[Collected data entries]
——————————
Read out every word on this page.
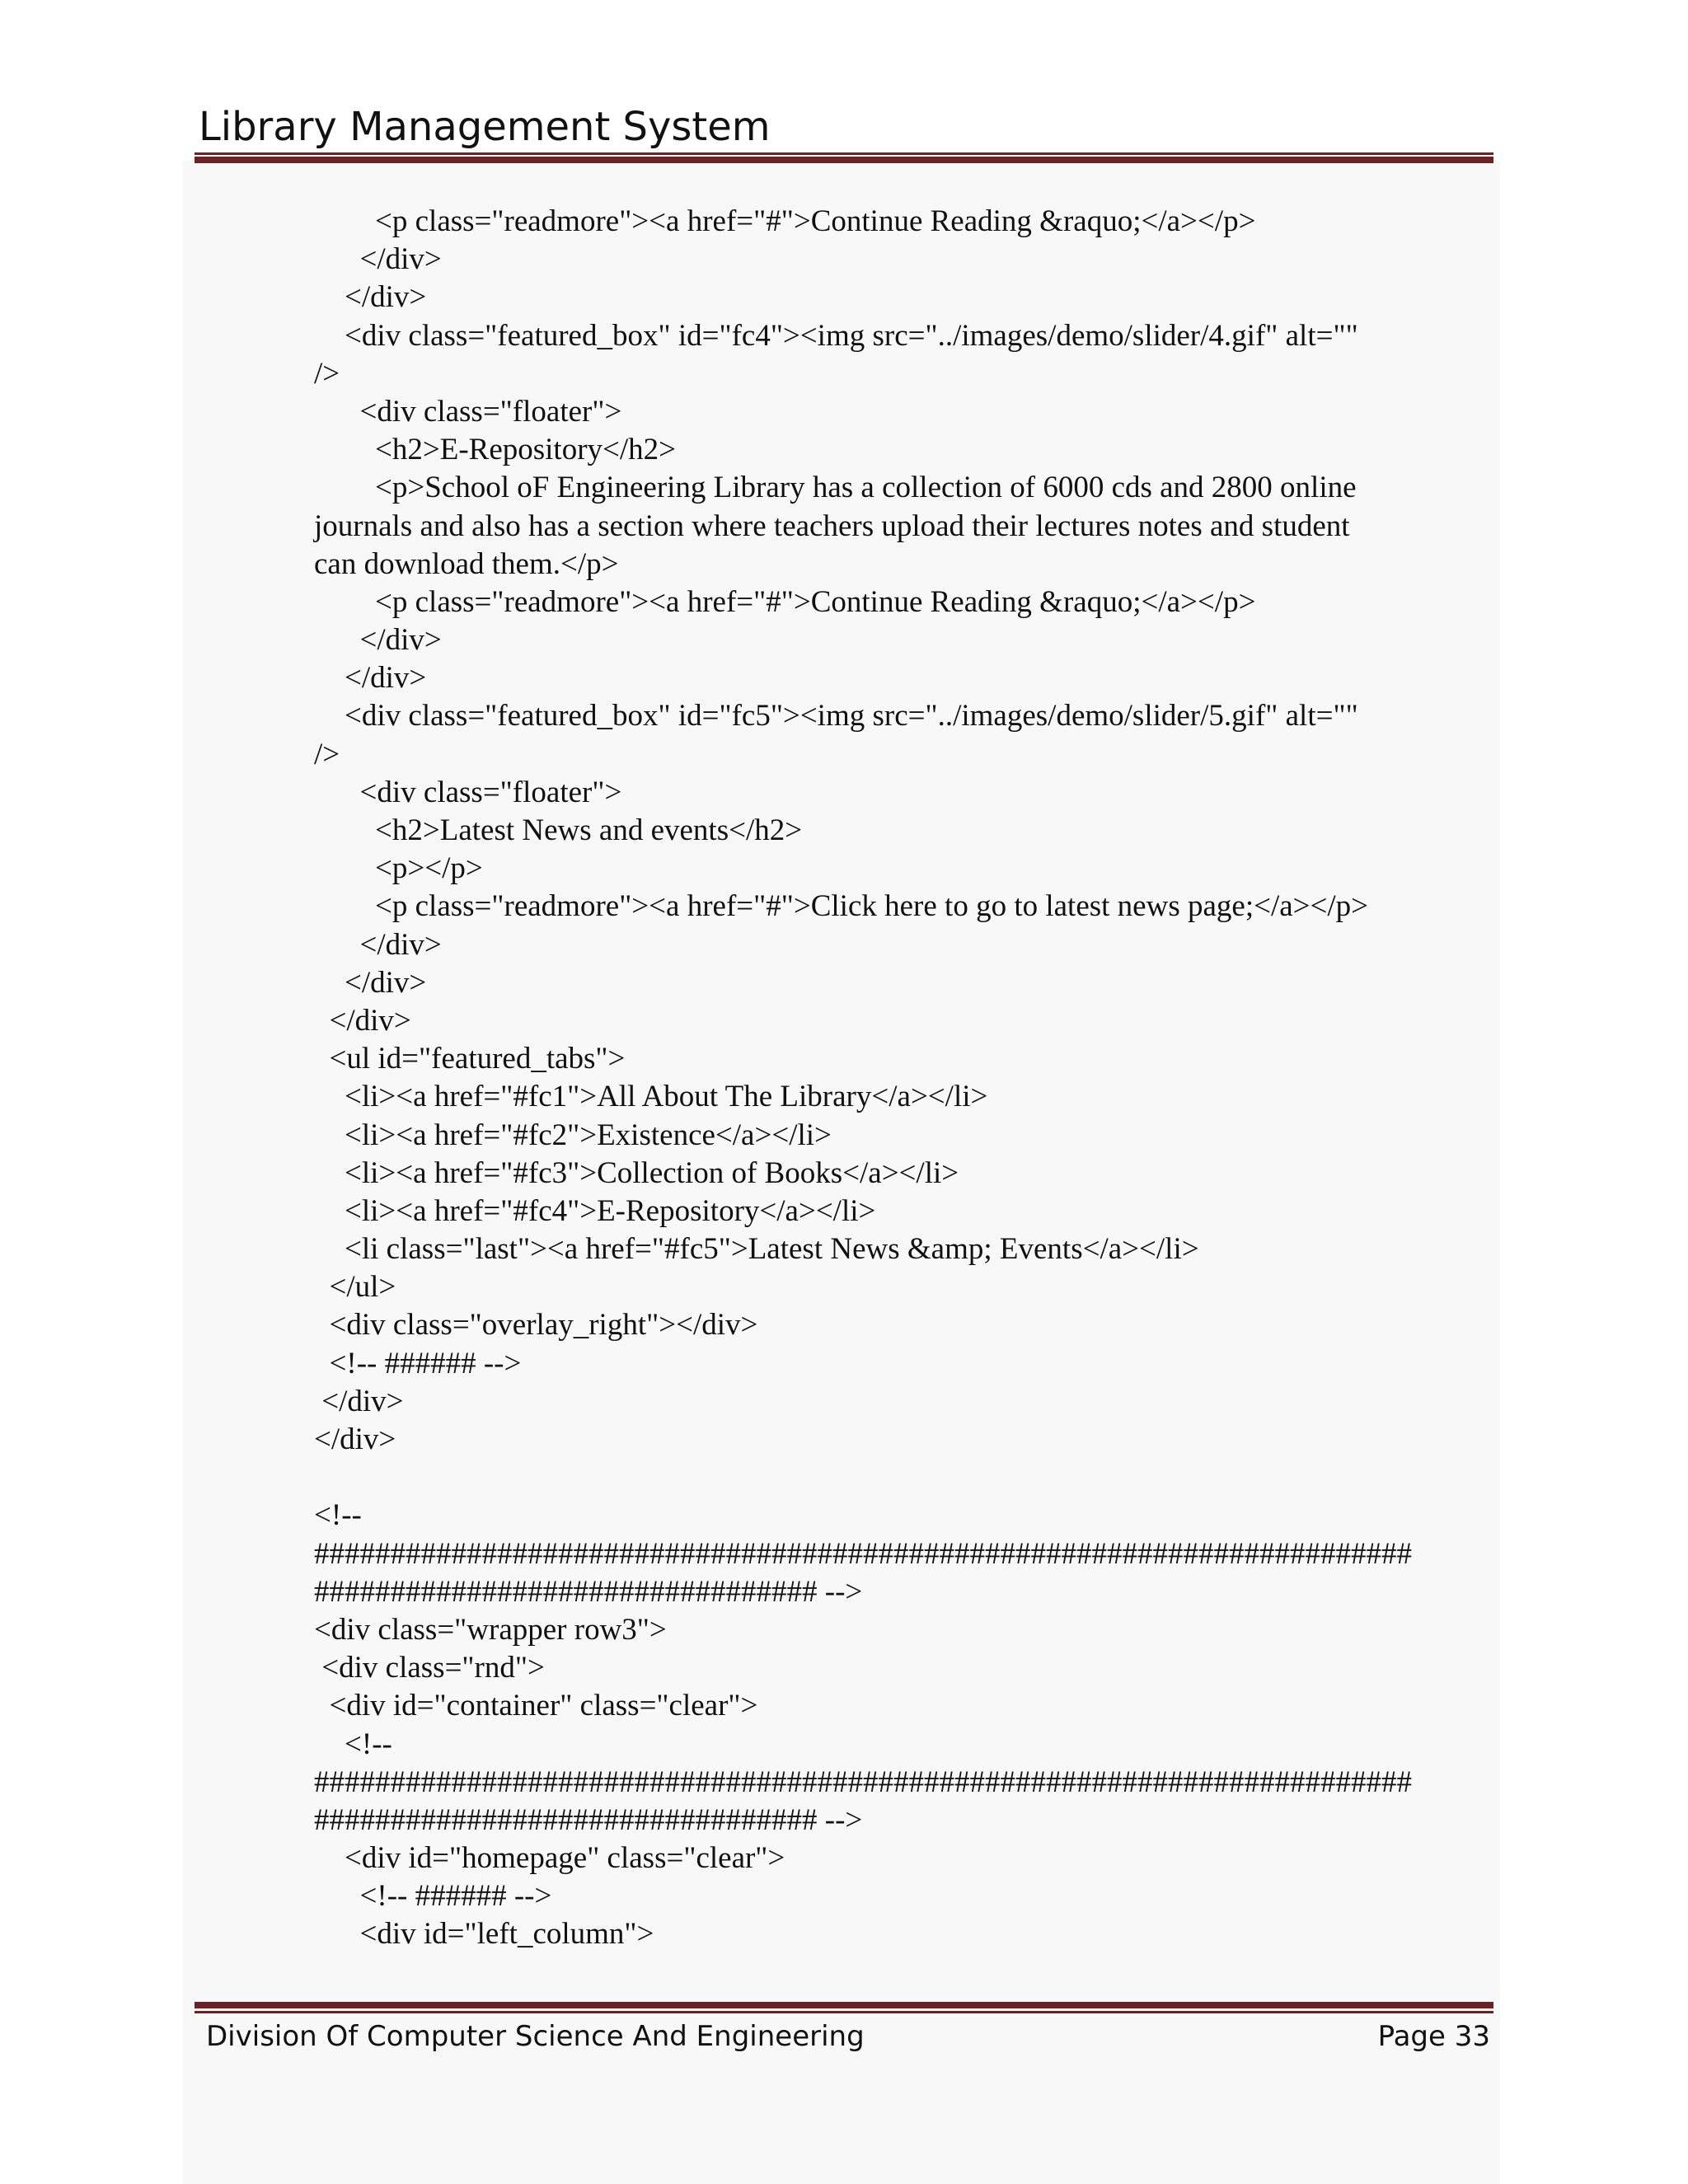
Library Management System
<p class="readmore"><a href="#">Continue Reading &raquo;</a></p>
</div>
</div>
<div class="featured_box" id="fc4"><img src="../images/demo/slider/4.gif" alt=""
/>
<div class="floater">
<h2>E-Repository</h2>
<p>School oF Engineering Library has a collection of 6000 cds and 2800 online
journals and also has a section where teachers upload their lectures notes and student
can download them.</p>
<p class="readmore"><a href="#">Continue Reading &raquo;</a></p>
</div>
</div>
<div class="featured_box" id="fc5"><img src="../images/demo/slider/5.gif" alt=""
/>
<div class="floater">
<h2>Latest News and events</h2>
<p></p>
<p class="readmore"><a href="#">Click here to go to latest news page;</a></p>
</div>
</div>
</div>
<ul id="featured_tabs">
<li><a href="#fc1">All About The Library</a></li>
<li><a href="#fc2">Existence</a></li>
<li><a href="#fc3">Collection of Books</a></li>
<li><a href="#fc4">E-Repository</a></li>
<li class="last"><a href="#fc5">Latest News &amp; Events</a></li>
</ul>
<div class="overlay_right"></div>
<!-- ###### -->
</div>
</div>
<!--
########################################################################
################################# -->
<div class="wrapper row3">
<div class="rnd">
<div id="container" class="clear">
<!--
########################################################################
################################# -->
<div id="homepage" class="clear">
<!-- ###### -->
<div id="left_column">
Division Of Computer Science And Engineering	Page 33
——————————
What you will do. Copy every line of the entries above in which "href" occurs.

Answer below.
<p class="readmore"><a href="#">Continue Reading &raquo;</a></p>
<p class="readmore"><a href="#">Continue Reading &raquo;</a></p>
<p class="readmore"><a href="#">Click here to go to latest news page;</a></p>
<li><a href="#fc1">All About The Library</a></li>
<li><a href="#fc2">Existence</a></li>
<li><a href="#fc3">Collection of Books</a></li>
<li><a href="#fc4">E-Repository</a></li>
<li class="last"><a href="#fc5">Latest News &amp; Events</a></li>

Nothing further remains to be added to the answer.